Reading text —
--*--

When I am asleep, can I SEE anything? No, ... and Yes. My condition is such that I can't see--I'm asleep, and sleeping people don't see. But, I DO have the capacity to see. In fact, I have always had that capacity, even as an unborn child, which had never been in an environment where the eyeballs I had, and the neural connections, were ever put to use. And since I have to presume the DNA code was all present, I had the "future" capacity to see even when a zygote.

Faith needs to be understood in a fulsome, and not in a truncated sense. Use the full definition of "knowledge, assent, and trust," and recognize that all three develop. Saving faith is apprehending Christ for who he is; it is spiritual "sight," according to Scripture. Our natural condition is spiritual blindness, no capacity for such sight. God, by his Spirit, and the _ordinary means_ of the Word, grants that missing capacity to the regenerated in conversion. But he is not obligated to only effectually call by that means, but is FREE to work differently, as he wills.

So, we say he can convert, giving the capacity of faith--to apprehend Christ in all his saving glory--to any who are "incapable of being outwardly called" by the ministry of the Word. Thus, it is well within our Calvinistic understanding to grant that God can regenerate a babe, whether in the womb or upon the breast, and their conversion be something imperceptible, as the capacity to believe is brought from a germinal state to a place of exercise.

--*--

Activities —
A - List every word or phrase that the text on faith and regeneration sets in quotation marks.
B - Output the text on faith and regeneration word for word, beginning at the words "When I am asleep, can" and stopping after the words "when a zygote.".
The items that come next are drawn from a different source than the text above.

Page layout parsing data —
--*--

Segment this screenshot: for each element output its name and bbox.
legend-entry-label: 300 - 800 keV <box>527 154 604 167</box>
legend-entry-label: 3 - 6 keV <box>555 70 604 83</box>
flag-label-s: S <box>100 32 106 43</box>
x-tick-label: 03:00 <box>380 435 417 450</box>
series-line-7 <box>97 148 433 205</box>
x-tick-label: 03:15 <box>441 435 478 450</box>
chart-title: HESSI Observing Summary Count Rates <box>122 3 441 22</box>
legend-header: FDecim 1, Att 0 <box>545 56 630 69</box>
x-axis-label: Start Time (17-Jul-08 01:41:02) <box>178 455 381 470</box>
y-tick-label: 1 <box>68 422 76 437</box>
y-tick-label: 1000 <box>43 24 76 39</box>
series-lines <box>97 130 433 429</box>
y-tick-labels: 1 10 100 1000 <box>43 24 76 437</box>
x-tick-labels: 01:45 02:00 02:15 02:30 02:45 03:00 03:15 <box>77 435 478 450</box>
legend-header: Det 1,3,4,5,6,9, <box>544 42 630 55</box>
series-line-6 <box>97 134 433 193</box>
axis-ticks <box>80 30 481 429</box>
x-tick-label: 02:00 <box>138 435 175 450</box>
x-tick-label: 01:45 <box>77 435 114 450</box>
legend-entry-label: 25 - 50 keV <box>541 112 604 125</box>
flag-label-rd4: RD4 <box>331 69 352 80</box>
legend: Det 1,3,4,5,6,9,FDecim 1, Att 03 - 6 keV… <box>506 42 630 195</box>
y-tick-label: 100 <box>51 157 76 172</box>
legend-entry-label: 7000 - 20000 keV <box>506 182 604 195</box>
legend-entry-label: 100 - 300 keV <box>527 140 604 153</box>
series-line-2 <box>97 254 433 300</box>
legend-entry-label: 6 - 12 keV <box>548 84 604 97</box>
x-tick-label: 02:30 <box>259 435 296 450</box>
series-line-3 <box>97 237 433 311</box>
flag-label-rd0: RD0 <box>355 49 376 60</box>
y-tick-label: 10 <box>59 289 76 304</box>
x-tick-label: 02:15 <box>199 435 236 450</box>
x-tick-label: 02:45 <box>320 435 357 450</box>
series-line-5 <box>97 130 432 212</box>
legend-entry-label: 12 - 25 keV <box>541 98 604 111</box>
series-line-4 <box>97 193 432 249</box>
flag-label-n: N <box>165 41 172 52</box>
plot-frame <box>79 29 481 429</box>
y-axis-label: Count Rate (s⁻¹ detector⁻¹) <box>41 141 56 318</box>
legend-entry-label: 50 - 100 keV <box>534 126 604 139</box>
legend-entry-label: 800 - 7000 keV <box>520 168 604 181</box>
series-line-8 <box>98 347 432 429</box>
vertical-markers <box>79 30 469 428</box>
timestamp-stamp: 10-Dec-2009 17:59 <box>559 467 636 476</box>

--*--

Solutions —
A - future; knowledge, assent, and trust; sight; incapable of being outwardly called

B -
When I am asleep, can I SEE anything? No, ... and Yes. My condition is such that I can't see--I'm asleep, and sleeping people don't see. But, I DO have the capacity to see. In fact, I have always had that capacity, even as an unborn child, which had never been in an environment where the eyeballs I had, and the neural connections, were ever put to use. And since I have to presume the DNA code was all present, I had the "future" capacity to see even when a zygote.